** START GIVEN DATA **

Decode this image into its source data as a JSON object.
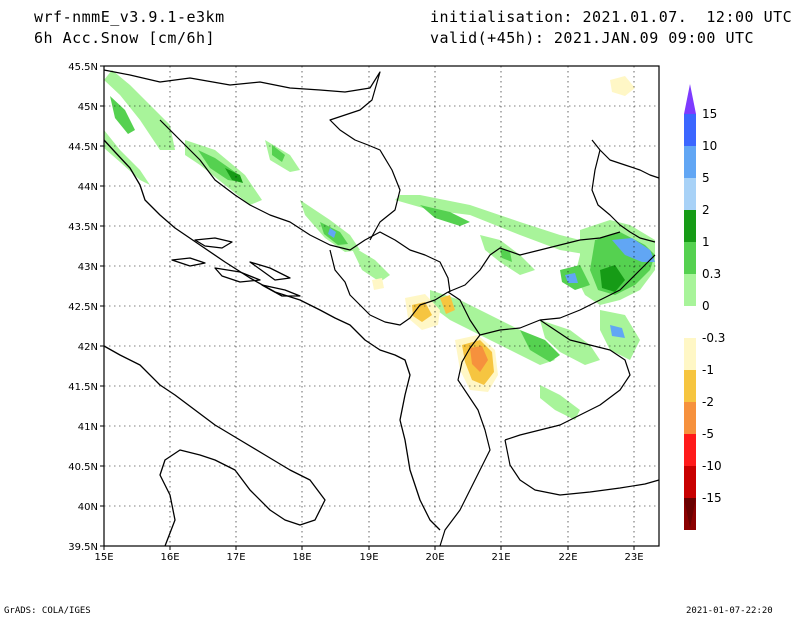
{
  "header": {
    "model": "wrf-nmmE_v3.9.1-e3km",
    "field": "6h Acc.Snow [cm/6h]",
    "init": "initialisation: 2021.01.07.  12:00 UTC",
    "valid": "valid(+45h): 2021.JAN.09 09:00 UTC"
  },
  "footer": {
    "left": "GrADS: COLA/IGES",
    "right": "2021-01-07-22:20"
  },
  "axes": {
    "lat_labels": [
      "45.5N",
      "45N",
      "44.5N",
      "44N",
      "43.5N",
      "43N",
      "42.5N",
      "42N",
      "41.5N",
      "41N",
      "40.5N",
      "40N",
      "39.5N"
    ],
    "lon_labels": [
      "15E",
      "16E",
      "17E",
      "18E",
      "19E",
      "20E",
      "21E",
      "22E",
      "23E"
    ]
  },
  "colorbar": {
    "labels": [
      "15",
      "10",
      "5",
      "2",
      "1",
      "0.3",
      "0",
      "-0.3",
      "-1",
      "-2",
      "-5",
      "-10",
      "-15"
    ],
    "colors": [
      "#7e3bff",
      "#3b66ff",
      "#61a6f4",
      "#a8d2f7",
      "#169b16",
      "#55d150",
      "#a8f49a",
      "#ffffff",
      "#fff7c6",
      "#f6c540",
      "#f6913d",
      "#ff1a1a",
      "#c80000",
      "#8b0000",
      "#6a0000"
    ]
  },
  "colors": {
    "snow_light": "#a8f49a",
    "snow_mid": "#55d150",
    "snow_heavy": "#169b16",
    "snow_blue": "#61a6f4",
    "neg_light": "#fff7c6",
    "neg_mid": "#f6c540",
    "neg_strong": "#f6913d"
  }
}
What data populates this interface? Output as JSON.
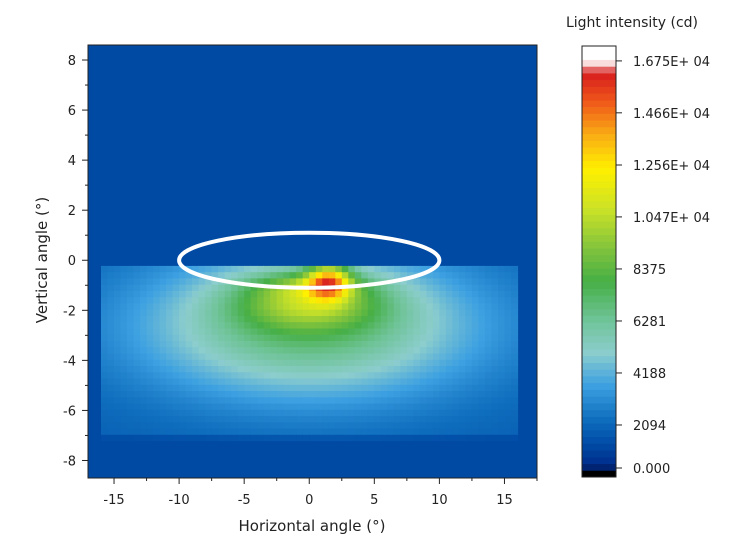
{
  "chart_data": {
    "type": "heatmap",
    "xlabel": "Horizontal angle (°)",
    "ylabel": "Vertical angle (°)",
    "xlim": [
      -17,
      17.5
    ],
    "ylim": [
      -8.7,
      8.6
    ],
    "x_ticks": [
      -15,
      -10,
      -5,
      0,
      5,
      10,
      15
    ],
    "x_tick_labels": [
      "-15",
      "-10",
      "-5",
      "0",
      "5",
      "10",
      "15"
    ],
    "y_ticks": [
      -8,
      -6,
      -4,
      -2,
      0,
      2,
      4,
      6,
      8
    ],
    "y_tick_labels": [
      "-8",
      "-6",
      "-4",
      "-2",
      "0",
      "2",
      "4",
      "6",
      "8"
    ],
    "colorbar": {
      "title": "Light intensity (cd)",
      "min": 0,
      "max": 16750,
      "ticks": [
        0,
        2094,
        4188,
        6281,
        8375,
        10470,
        12560,
        14660,
        16750
      ],
      "tick_labels": [
        "0.000",
        "2094",
        "4188",
        "6281",
        "8375",
        "1.047E+ 04",
        "1.256E+ 04",
        "1.466E+ 04",
        "1.675E+ 04"
      ]
    },
    "background_value": 1300,
    "measured_region": {
      "x": [
        -16,
        16
      ],
      "y": [
        -7.2,
        -0.1
      ]
    },
    "hotspot": {
      "x": 1.5,
      "y": -0.8,
      "peak_value": 15800
    },
    "annotation": {
      "shape": "ellipse",
      "center": [
        0,
        0
      ],
      "x_radius": 10,
      "y_radius": 1.1,
      "color": "#ffffff"
    }
  }
}
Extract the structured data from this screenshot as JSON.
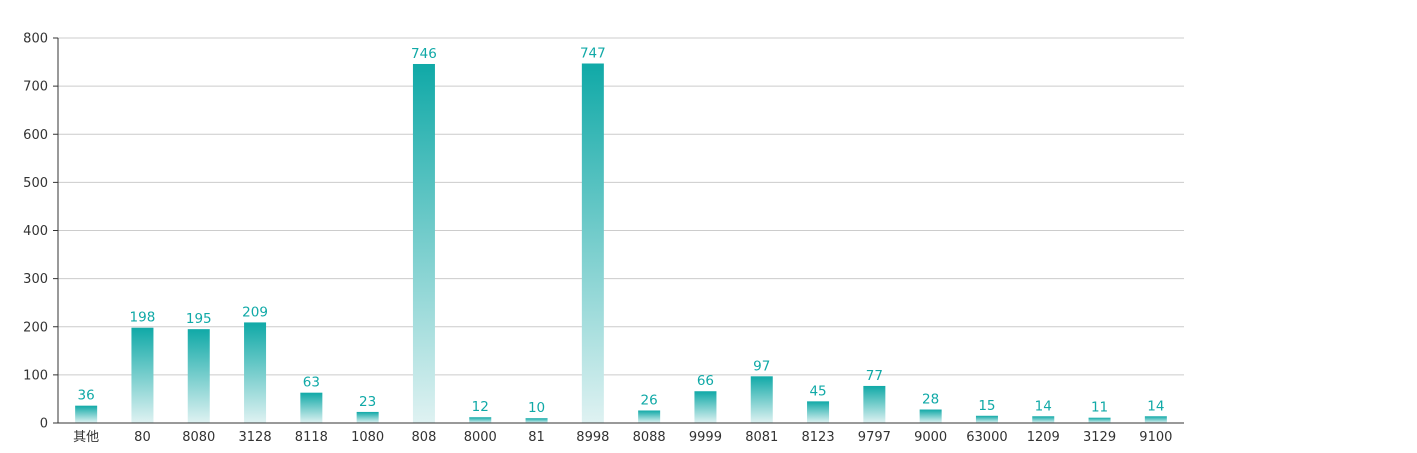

** END GIVEN DATA **

● **WHAT IS REQUIRED**
Output the entries above exactly. Drop the pictures.

● **COMPLETED EXERCISE**
Decode this image into its source data as a JSON object.
{
  "header": {
    "model": "wrf-nmmE_v3.9.1-e3km",
    "field": "6h Acc.Snow [cm/6h]",
    "init": "initialisation: 2021.01.07.  12:00 UTC",
    "valid": "valid(+45h): 2021.JAN.09 09:00 UTC"
  },
  "footer": {
    "left": "GrADS: COLA/IGES",
    "right": "2021-01-07-22:20"
  },
  "axes": {
    "lat_labels": [
      "45.5N",
      "45N",
      "44.5N",
      "44N",
      "43.5N",
      "43N",
      "42.5N",
      "42N",
      "41.5N",
      "41N",
      "40.5N",
      "40N",
      "39.5N"
    ],
    "lon_labels": [
      "15E",
      "16E",
      "17E",
      "18E",
      "19E",
      "20E",
      "21E",
      "22E",
      "23E"
    ]
  },
  "colorbar": {
    "labels": [
      "15",
      "10",
      "5",
      "2",
      "1",
      "0.3",
      "0",
      "-0.3",
      "-1",
      "-2",
      "-5",
      "-10",
      "-15"
    ],
    "colors": [
      "#7e3bff",
      "#3b66ff",
      "#61a6f4",
      "#a8d2f7",
      "#169b16",
      "#55d150",
      "#a8f49a",
      "#ffffff",
      "#fff7c6",
      "#f6c540",
      "#f6913d",
      "#ff1a1a",
      "#c80000",
      "#8b0000",
      "#6a0000"
    ]
  },
  "colors": {
    "snow_light": "#a8f49a",
    "snow_mid": "#55d150",
    "snow_heavy": "#169b16",
    "snow_blue": "#61a6f4",
    "neg_light": "#fff7c6",
    "neg_mid": "#f6c540",
    "neg_strong": "#f6913d"
  }
}
What data populates this interface? Output as JSON.
{
  "chart_data": {
    "type": "heatmap",
    "xlabel": "Horizontal angle (°)",
    "ylabel": "Vertical angle (°)",
    "xlim": [
      -17,
      17.5
    ],
    "ylim": [
      -8.7,
      8.6
    ],
    "x_ticks": [
      -15,
      -10,
      -5,
      0,
      5,
      10,
      15
    ],
    "x_tick_labels": [
      "-15",
      "-10",
      "-5",
      "0",
      "5",
      "10",
      "15"
    ],
    "y_ticks": [
      -8,
      -6,
      -4,
      -2,
      0,
      2,
      4,
      6,
      8
    ],
    "y_tick_labels": [
      "-8",
      "-6",
      "-4",
      "-2",
      "0",
      "2",
      "4",
      "6",
      "8"
    ],
    "colorbar": {
      "title": "Light intensity (cd)",
      "min": 0,
      "max": 16750,
      "ticks": [
        0,
        2094,
        4188,
        6281,
        8375,
        10470,
        12560,
        14660,
        16750
      ],
      "tick_labels": [
        "0.000",
        "2094",
        "4188",
        "6281",
        "8375",
        "1.047E+ 04",
        "1.256E+ 04",
        "1.466E+ 04",
        "1.675E+ 04"
      ]
    },
    "background_value": 1300,
    "measured_region": {
      "x": [
        -16,
        16
      ],
      "y": [
        -7.2,
        -0.1
      ]
    },
    "hotspot": {
      "x": 1.5,
      "y": -0.8,
      "peak_value": 15800
    },
    "annotation": {
      "shape": "ellipse",
      "center": [
        0,
        0
      ],
      "x_radius": 10,
      "y_radius": 1.1,
      "color": "#ffffff"
    }
  }
}
Extract the structured data from this screenshot as JSON.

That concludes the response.